*** Begin section ***
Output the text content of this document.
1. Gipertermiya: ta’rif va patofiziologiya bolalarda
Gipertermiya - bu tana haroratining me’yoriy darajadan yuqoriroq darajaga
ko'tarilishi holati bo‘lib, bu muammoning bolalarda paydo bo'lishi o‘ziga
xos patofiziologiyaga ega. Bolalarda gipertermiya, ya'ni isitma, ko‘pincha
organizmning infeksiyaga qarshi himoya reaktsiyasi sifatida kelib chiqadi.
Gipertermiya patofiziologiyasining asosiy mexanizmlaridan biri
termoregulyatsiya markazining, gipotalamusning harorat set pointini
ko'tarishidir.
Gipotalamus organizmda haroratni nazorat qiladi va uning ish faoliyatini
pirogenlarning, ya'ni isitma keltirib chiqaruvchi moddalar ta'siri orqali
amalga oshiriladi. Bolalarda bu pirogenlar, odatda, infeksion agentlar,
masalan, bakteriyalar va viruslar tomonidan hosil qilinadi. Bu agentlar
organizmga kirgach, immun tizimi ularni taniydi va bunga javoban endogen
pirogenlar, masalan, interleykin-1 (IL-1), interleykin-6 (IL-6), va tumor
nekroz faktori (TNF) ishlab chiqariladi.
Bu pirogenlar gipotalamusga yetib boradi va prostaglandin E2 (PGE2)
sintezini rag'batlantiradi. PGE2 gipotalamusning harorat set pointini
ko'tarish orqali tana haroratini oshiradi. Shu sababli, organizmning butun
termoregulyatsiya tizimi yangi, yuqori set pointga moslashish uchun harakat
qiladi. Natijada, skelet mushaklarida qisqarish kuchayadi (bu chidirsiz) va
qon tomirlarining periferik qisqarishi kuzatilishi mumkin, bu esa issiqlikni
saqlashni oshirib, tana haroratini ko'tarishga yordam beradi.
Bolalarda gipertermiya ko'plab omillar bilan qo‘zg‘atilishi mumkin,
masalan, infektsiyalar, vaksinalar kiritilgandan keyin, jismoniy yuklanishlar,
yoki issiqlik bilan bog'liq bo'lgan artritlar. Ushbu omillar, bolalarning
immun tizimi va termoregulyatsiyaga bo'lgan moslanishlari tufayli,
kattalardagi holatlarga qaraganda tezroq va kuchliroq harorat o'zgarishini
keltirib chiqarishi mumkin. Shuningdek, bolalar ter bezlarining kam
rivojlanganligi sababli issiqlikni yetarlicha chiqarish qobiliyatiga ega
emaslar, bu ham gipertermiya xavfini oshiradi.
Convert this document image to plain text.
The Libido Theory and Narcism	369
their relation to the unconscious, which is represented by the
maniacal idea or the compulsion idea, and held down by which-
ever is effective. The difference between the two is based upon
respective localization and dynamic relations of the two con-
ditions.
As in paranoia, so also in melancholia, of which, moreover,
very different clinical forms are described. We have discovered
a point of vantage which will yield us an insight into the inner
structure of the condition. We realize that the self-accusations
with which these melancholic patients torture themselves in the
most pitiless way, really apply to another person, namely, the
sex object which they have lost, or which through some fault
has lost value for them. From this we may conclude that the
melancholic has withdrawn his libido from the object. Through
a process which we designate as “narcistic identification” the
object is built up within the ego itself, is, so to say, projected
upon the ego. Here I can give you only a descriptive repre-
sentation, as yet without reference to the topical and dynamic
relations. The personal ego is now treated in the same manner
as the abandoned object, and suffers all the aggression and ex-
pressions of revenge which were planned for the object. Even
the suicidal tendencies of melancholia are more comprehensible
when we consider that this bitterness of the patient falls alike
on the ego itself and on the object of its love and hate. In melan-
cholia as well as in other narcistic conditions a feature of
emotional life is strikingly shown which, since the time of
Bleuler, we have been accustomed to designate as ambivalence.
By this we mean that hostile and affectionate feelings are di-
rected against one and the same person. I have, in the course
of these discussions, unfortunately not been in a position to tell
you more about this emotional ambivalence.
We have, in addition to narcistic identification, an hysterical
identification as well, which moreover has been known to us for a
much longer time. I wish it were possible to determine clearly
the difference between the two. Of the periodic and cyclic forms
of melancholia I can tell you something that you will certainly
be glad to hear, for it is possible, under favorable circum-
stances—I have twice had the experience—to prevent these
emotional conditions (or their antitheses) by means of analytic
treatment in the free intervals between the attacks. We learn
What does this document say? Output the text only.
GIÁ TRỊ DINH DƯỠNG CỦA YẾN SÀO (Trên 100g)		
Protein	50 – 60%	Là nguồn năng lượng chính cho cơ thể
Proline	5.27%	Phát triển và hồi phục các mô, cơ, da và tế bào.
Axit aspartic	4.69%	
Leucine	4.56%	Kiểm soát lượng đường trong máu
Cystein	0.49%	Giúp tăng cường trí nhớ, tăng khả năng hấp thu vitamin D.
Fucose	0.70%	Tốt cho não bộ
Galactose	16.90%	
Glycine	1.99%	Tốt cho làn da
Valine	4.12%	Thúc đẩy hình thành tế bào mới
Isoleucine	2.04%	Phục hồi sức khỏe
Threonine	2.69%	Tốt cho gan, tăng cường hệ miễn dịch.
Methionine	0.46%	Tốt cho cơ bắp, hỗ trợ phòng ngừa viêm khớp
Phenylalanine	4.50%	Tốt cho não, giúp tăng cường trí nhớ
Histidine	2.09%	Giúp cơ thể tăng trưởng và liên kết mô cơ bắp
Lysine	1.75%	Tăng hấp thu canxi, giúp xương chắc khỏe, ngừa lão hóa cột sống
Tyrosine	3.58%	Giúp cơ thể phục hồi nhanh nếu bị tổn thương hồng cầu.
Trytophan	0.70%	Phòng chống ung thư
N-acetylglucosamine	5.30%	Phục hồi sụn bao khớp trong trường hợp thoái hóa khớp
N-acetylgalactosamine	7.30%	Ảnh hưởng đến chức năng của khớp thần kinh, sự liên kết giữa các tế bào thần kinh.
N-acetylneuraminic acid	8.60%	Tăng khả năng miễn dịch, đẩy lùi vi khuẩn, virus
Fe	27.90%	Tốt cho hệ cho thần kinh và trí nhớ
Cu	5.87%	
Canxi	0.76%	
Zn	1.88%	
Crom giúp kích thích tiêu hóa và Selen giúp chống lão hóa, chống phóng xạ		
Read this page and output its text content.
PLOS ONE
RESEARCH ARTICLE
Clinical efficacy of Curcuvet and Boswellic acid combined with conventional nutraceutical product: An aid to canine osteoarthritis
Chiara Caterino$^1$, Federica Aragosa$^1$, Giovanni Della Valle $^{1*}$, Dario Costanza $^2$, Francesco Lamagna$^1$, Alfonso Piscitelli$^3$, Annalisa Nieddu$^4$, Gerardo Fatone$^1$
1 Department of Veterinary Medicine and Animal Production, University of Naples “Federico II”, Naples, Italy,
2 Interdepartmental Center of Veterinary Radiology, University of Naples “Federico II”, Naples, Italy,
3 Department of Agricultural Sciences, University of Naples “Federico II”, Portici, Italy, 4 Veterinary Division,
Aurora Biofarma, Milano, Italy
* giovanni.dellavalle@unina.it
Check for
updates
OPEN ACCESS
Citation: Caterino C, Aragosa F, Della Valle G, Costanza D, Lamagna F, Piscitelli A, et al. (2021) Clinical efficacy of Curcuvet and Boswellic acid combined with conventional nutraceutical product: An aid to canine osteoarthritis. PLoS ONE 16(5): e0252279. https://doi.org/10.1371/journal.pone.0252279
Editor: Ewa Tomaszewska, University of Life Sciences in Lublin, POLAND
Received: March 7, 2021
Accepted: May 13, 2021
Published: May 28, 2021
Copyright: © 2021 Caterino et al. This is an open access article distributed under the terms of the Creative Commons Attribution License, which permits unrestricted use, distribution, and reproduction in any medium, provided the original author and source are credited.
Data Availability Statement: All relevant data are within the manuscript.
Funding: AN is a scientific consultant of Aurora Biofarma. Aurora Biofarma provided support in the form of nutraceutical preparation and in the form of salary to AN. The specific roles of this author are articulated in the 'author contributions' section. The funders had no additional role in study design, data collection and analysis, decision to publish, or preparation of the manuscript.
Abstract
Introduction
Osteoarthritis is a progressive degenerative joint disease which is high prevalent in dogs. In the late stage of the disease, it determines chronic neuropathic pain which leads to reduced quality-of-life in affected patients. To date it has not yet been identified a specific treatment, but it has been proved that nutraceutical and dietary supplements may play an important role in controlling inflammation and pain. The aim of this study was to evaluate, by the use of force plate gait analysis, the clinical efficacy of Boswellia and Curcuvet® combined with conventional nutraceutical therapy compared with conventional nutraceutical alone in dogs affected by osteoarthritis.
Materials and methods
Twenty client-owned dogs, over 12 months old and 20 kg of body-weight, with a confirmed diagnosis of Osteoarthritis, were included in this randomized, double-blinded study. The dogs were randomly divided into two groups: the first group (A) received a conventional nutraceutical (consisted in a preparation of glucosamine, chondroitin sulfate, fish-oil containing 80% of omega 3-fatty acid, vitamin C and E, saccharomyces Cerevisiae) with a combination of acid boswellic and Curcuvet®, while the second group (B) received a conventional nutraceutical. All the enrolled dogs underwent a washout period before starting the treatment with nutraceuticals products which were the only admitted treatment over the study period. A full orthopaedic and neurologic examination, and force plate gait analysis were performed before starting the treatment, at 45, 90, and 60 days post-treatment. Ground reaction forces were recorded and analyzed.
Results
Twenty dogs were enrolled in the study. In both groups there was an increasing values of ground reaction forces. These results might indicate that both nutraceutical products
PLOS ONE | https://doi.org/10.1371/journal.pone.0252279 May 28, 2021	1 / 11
*** End section ***
*ABOUT THIS TASK:*
Find the string "difference" in the listing and copy every line in which it occurs.

*REPLY:*
ever is effective. The difference between the two is based upon
the difference between the two. Of the periodic and cyclic forms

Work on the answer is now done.